▶ GIVEN REQUEST
Write the data out again exactly, with no pictures.
[Start of ENTRIES SHOWN]
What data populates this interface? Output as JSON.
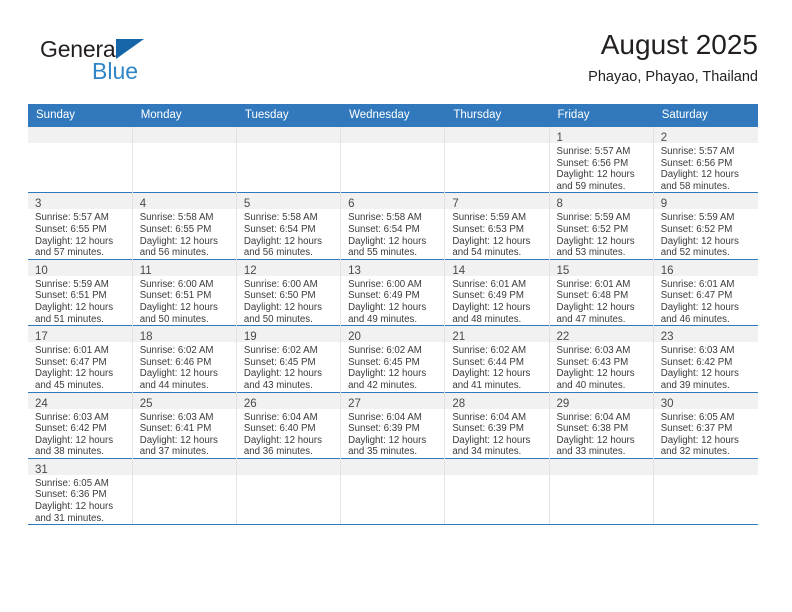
{
  "brand": {
    "name_top": "General",
    "name_bottom": "Blue",
    "triangle_color": "#1565a8",
    "blue_text_color": "#2e86c8"
  },
  "header": {
    "title": "August 2025",
    "subtitle": "Phayao, Phayao, Thailand"
  },
  "theme": {
    "header_blue": "#3179bc",
    "daynum_band": "#f1f1f1",
    "grid_line": "#e2e2e2",
    "text": "#3b3b3b"
  },
  "weekday_headers": [
    "Sunday",
    "Monday",
    "Tuesday",
    "Wednesday",
    "Thursday",
    "Friday",
    "Saturday"
  ],
  "weeks": [
    [
      {
        "day": "",
        "lines": []
      },
      {
        "day": "",
        "lines": []
      },
      {
        "day": "",
        "lines": []
      },
      {
        "day": "",
        "lines": []
      },
      {
        "day": "",
        "lines": []
      },
      {
        "day": "1",
        "lines": [
          "Sunrise: 5:57 AM",
          "Sunset: 6:56 PM",
          "Daylight: 12 hours",
          "and 59 minutes."
        ]
      },
      {
        "day": "2",
        "lines": [
          "Sunrise: 5:57 AM",
          "Sunset: 6:56 PM",
          "Daylight: 12 hours",
          "and 58 minutes."
        ]
      }
    ],
    [
      {
        "day": "3",
        "lines": [
          "Sunrise: 5:57 AM",
          "Sunset: 6:55 PM",
          "Daylight: 12 hours",
          "and 57 minutes."
        ]
      },
      {
        "day": "4",
        "lines": [
          "Sunrise: 5:58 AM",
          "Sunset: 6:55 PM",
          "Daylight: 12 hours",
          "and 56 minutes."
        ]
      },
      {
        "day": "5",
        "lines": [
          "Sunrise: 5:58 AM",
          "Sunset: 6:54 PM",
          "Daylight: 12 hours",
          "and 56 minutes."
        ]
      },
      {
        "day": "6",
        "lines": [
          "Sunrise: 5:58 AM",
          "Sunset: 6:54 PM",
          "Daylight: 12 hours",
          "and 55 minutes."
        ]
      },
      {
        "day": "7",
        "lines": [
          "Sunrise: 5:59 AM",
          "Sunset: 6:53 PM",
          "Daylight: 12 hours",
          "and 54 minutes."
        ]
      },
      {
        "day": "8",
        "lines": [
          "Sunrise: 5:59 AM",
          "Sunset: 6:52 PM",
          "Daylight: 12 hours",
          "and 53 minutes."
        ]
      },
      {
        "day": "9",
        "lines": [
          "Sunrise: 5:59 AM",
          "Sunset: 6:52 PM",
          "Daylight: 12 hours",
          "and 52 minutes."
        ]
      }
    ],
    [
      {
        "day": "10",
        "lines": [
          "Sunrise: 5:59 AM",
          "Sunset: 6:51 PM",
          "Daylight: 12 hours",
          "and 51 minutes."
        ]
      },
      {
        "day": "11",
        "lines": [
          "Sunrise: 6:00 AM",
          "Sunset: 6:51 PM",
          "Daylight: 12 hours",
          "and 50 minutes."
        ]
      },
      {
        "day": "12",
        "lines": [
          "Sunrise: 6:00 AM",
          "Sunset: 6:50 PM",
          "Daylight: 12 hours",
          "and 50 minutes."
        ]
      },
      {
        "day": "13",
        "lines": [
          "Sunrise: 6:00 AM",
          "Sunset: 6:49 PM",
          "Daylight: 12 hours",
          "and 49 minutes."
        ]
      },
      {
        "day": "14",
        "lines": [
          "Sunrise: 6:01 AM",
          "Sunset: 6:49 PM",
          "Daylight: 12 hours",
          "and 48 minutes."
        ]
      },
      {
        "day": "15",
        "lines": [
          "Sunrise: 6:01 AM",
          "Sunset: 6:48 PM",
          "Daylight: 12 hours",
          "and 47 minutes."
        ]
      },
      {
        "day": "16",
        "lines": [
          "Sunrise: 6:01 AM",
          "Sunset: 6:47 PM",
          "Daylight: 12 hours",
          "and 46 minutes."
        ]
      }
    ],
    [
      {
        "day": "17",
        "lines": [
          "Sunrise: 6:01 AM",
          "Sunset: 6:47 PM",
          "Daylight: 12 hours",
          "and 45 minutes."
        ]
      },
      {
        "day": "18",
        "lines": [
          "Sunrise: 6:02 AM",
          "Sunset: 6:46 PM",
          "Daylight: 12 hours",
          "and 44 minutes."
        ]
      },
      {
        "day": "19",
        "lines": [
          "Sunrise: 6:02 AM",
          "Sunset: 6:45 PM",
          "Daylight: 12 hours",
          "and 43 minutes."
        ]
      },
      {
        "day": "20",
        "lines": [
          "Sunrise: 6:02 AM",
          "Sunset: 6:45 PM",
          "Daylight: 12 hours",
          "and 42 minutes."
        ]
      },
      {
        "day": "21",
        "lines": [
          "Sunrise: 6:02 AM",
          "Sunset: 6:44 PM",
          "Daylight: 12 hours",
          "and 41 minutes."
        ]
      },
      {
        "day": "22",
        "lines": [
          "Sunrise: 6:03 AM",
          "Sunset: 6:43 PM",
          "Daylight: 12 hours",
          "and 40 minutes."
        ]
      },
      {
        "day": "23",
        "lines": [
          "Sunrise: 6:03 AM",
          "Sunset: 6:42 PM",
          "Daylight: 12 hours",
          "and 39 minutes."
        ]
      }
    ],
    [
      {
        "day": "24",
        "lines": [
          "Sunrise: 6:03 AM",
          "Sunset: 6:42 PM",
          "Daylight: 12 hours",
          "and 38 minutes."
        ]
      },
      {
        "day": "25",
        "lines": [
          "Sunrise: 6:03 AM",
          "Sunset: 6:41 PM",
          "Daylight: 12 hours",
          "and 37 minutes."
        ]
      },
      {
        "day": "26",
        "lines": [
          "Sunrise: 6:04 AM",
          "Sunset: 6:40 PM",
          "Daylight: 12 hours",
          "and 36 minutes."
        ]
      },
      {
        "day": "27",
        "lines": [
          "Sunrise: 6:04 AM",
          "Sunset: 6:39 PM",
          "Daylight: 12 hours",
          "and 35 minutes."
        ]
      },
      {
        "day": "28",
        "lines": [
          "Sunrise: 6:04 AM",
          "Sunset: 6:39 PM",
          "Daylight: 12 hours",
          "and 34 minutes."
        ]
      },
      {
        "day": "29",
        "lines": [
          "Sunrise: 6:04 AM",
          "Sunset: 6:38 PM",
          "Daylight: 12 hours",
          "and 33 minutes."
        ]
      },
      {
        "day": "30",
        "lines": [
          "Sunrise: 6:05 AM",
          "Sunset: 6:37 PM",
          "Daylight: 12 hours",
          "and 32 minutes."
        ]
      }
    ],
    [
      {
        "day": "31",
        "lines": [
          "Sunrise: 6:05 AM",
          "Sunset: 6:36 PM",
          "Daylight: 12 hours",
          "and 31 minutes."
        ]
      },
      {
        "day": "",
        "lines": []
      },
      {
        "day": "",
        "lines": []
      },
      {
        "day": "",
        "lines": []
      },
      {
        "day": "",
        "lines": []
      },
      {
        "day": "",
        "lines": []
      },
      {
        "day": "",
        "lines": []
      }
    ]
  ]
}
[End of ENTRIES SHOWN]
▶ FINISHED TASK
What data populates this interface? Output as JSON.
{
  "brand": {
    "name_top": "General",
    "name_bottom": "Blue",
    "triangle_color": "#1565a8",
    "blue_text_color": "#2e86c8"
  },
  "header": {
    "title": "August 2025",
    "subtitle": "Phayao, Phayao, Thailand"
  },
  "theme": {
    "header_blue": "#3179bc",
    "daynum_band": "#f1f1f1",
    "grid_line": "#e2e2e2",
    "text": "#3b3b3b"
  },
  "weekday_headers": [
    "Sunday",
    "Monday",
    "Tuesday",
    "Wednesday",
    "Thursday",
    "Friday",
    "Saturday"
  ],
  "weeks": [
    [
      {
        "day": "",
        "lines": []
      },
      {
        "day": "",
        "lines": []
      },
      {
        "day": "",
        "lines": []
      },
      {
        "day": "",
        "lines": []
      },
      {
        "day": "",
        "lines": []
      },
      {
        "day": "1",
        "lines": [
          "Sunrise: 5:57 AM",
          "Sunset: 6:56 PM",
          "Daylight: 12 hours",
          "and 59 minutes."
        ]
      },
      {
        "day": "2",
        "lines": [
          "Sunrise: 5:57 AM",
          "Sunset: 6:56 PM",
          "Daylight: 12 hours",
          "and 58 minutes."
        ]
      }
    ],
    [
      {
        "day": "3",
        "lines": [
          "Sunrise: 5:57 AM",
          "Sunset: 6:55 PM",
          "Daylight: 12 hours",
          "and 57 minutes."
        ]
      },
      {
        "day": "4",
        "lines": [
          "Sunrise: 5:58 AM",
          "Sunset: 6:55 PM",
          "Daylight: 12 hours",
          "and 56 minutes."
        ]
      },
      {
        "day": "5",
        "lines": [
          "Sunrise: 5:58 AM",
          "Sunset: 6:54 PM",
          "Daylight: 12 hours",
          "and 56 minutes."
        ]
      },
      {
        "day": "6",
        "lines": [
          "Sunrise: 5:58 AM",
          "Sunset: 6:54 PM",
          "Daylight: 12 hours",
          "and 55 minutes."
        ]
      },
      {
        "day": "7",
        "lines": [
          "Sunrise: 5:59 AM",
          "Sunset: 6:53 PM",
          "Daylight: 12 hours",
          "and 54 minutes."
        ]
      },
      {
        "day": "8",
        "lines": [
          "Sunrise: 5:59 AM",
          "Sunset: 6:52 PM",
          "Daylight: 12 hours",
          "and 53 minutes."
        ]
      },
      {
        "day": "9",
        "lines": [
          "Sunrise: 5:59 AM",
          "Sunset: 6:52 PM",
          "Daylight: 12 hours",
          "and 52 minutes."
        ]
      }
    ],
    [
      {
        "day": "10",
        "lines": [
          "Sunrise: 5:59 AM",
          "Sunset: 6:51 PM",
          "Daylight: 12 hours",
          "and 51 minutes."
        ]
      },
      {
        "day": "11",
        "lines": [
          "Sunrise: 6:00 AM",
          "Sunset: 6:51 PM",
          "Daylight: 12 hours",
          "and 50 minutes."
        ]
      },
      {
        "day": "12",
        "lines": [
          "Sunrise: 6:00 AM",
          "Sunset: 6:50 PM",
          "Daylight: 12 hours",
          "and 50 minutes."
        ]
      },
      {
        "day": "13",
        "lines": [
          "Sunrise: 6:00 AM",
          "Sunset: 6:49 PM",
          "Daylight: 12 hours",
          "and 49 minutes."
        ]
      },
      {
        "day": "14",
        "lines": [
          "Sunrise: 6:01 AM",
          "Sunset: 6:49 PM",
          "Daylight: 12 hours",
          "and 48 minutes."
        ]
      },
      {
        "day": "15",
        "lines": [
          "Sunrise: 6:01 AM",
          "Sunset: 6:48 PM",
          "Daylight: 12 hours",
          "and 47 minutes."
        ]
      },
      {
        "day": "16",
        "lines": [
          "Sunrise: 6:01 AM",
          "Sunset: 6:47 PM",
          "Daylight: 12 hours",
          "and 46 minutes."
        ]
      }
    ],
    [
      {
        "day": "17",
        "lines": [
          "Sunrise: 6:01 AM",
          "Sunset: 6:47 PM",
          "Daylight: 12 hours",
          "and 45 minutes."
        ]
      },
      {
        "day": "18",
        "lines": [
          "Sunrise: 6:02 AM",
          "Sunset: 6:46 PM",
          "Daylight: 12 hours",
          "and 44 minutes."
        ]
      },
      {
        "day": "19",
        "lines": [
          "Sunrise: 6:02 AM",
          "Sunset: 6:45 PM",
          "Daylight: 12 hours",
          "and 43 minutes."
        ]
      },
      {
        "day": "20",
        "lines": [
          "Sunrise: 6:02 AM",
          "Sunset: 6:45 PM",
          "Daylight: 12 hours",
          "and 42 minutes."
        ]
      },
      {
        "day": "21",
        "lines": [
          "Sunrise: 6:02 AM",
          "Sunset: 6:44 PM",
          "Daylight: 12 hours",
          "and 41 minutes."
        ]
      },
      {
        "day": "22",
        "lines": [
          "Sunrise: 6:03 AM",
          "Sunset: 6:43 PM",
          "Daylight: 12 hours",
          "and 40 minutes."
        ]
      },
      {
        "day": "23",
        "lines": [
          "Sunrise: 6:03 AM",
          "Sunset: 6:42 PM",
          "Daylight: 12 hours",
          "and 39 minutes."
        ]
      }
    ],
    [
      {
        "day": "24",
        "lines": [
          "Sunrise: 6:03 AM",
          "Sunset: 6:42 PM",
          "Daylight: 12 hours",
          "and 38 minutes."
        ]
      },
      {
        "day": "25",
        "lines": [
          "Sunrise: 6:03 AM",
          "Sunset: 6:41 PM",
          "Daylight: 12 hours",
          "and 37 minutes."
        ]
      },
      {
        "day": "26",
        "lines": [
          "Sunrise: 6:04 AM",
          "Sunset: 6:40 PM",
          "Daylight: 12 hours",
          "and 36 minutes."
        ]
      },
      {
        "day": "27",
        "lines": [
          "Sunrise: 6:04 AM",
          "Sunset: 6:39 PM",
          "Daylight: 12 hours",
          "and 35 minutes."
        ]
      },
      {
        "day": "28",
        "lines": [
          "Sunrise: 6:04 AM",
          "Sunset: 6:39 PM",
          "Daylight: 12 hours",
          "and 34 minutes."
        ]
      },
      {
        "day": "29",
        "lines": [
          "Sunrise: 6:04 AM",
          "Sunset: 6:38 PM",
          "Daylight: 12 hours",
          "and 33 minutes."
        ]
      },
      {
        "day": "30",
        "lines": [
          "Sunrise: 6:05 AM",
          "Sunset: 6:37 PM",
          "Daylight: 12 hours",
          "and 32 minutes."
        ]
      }
    ],
    [
      {
        "day": "31",
        "lines": [
          "Sunrise: 6:05 AM",
          "Sunset: 6:36 PM",
          "Daylight: 12 hours",
          "and 31 minutes."
        ]
      },
      {
        "day": "",
        "lines": []
      },
      {
        "day": "",
        "lines": []
      },
      {
        "day": "",
        "lines": []
      },
      {
        "day": "",
        "lines": []
      },
      {
        "day": "",
        "lines": []
      },
      {
        "day": "",
        "lines": []
      }
    ]
  ]
}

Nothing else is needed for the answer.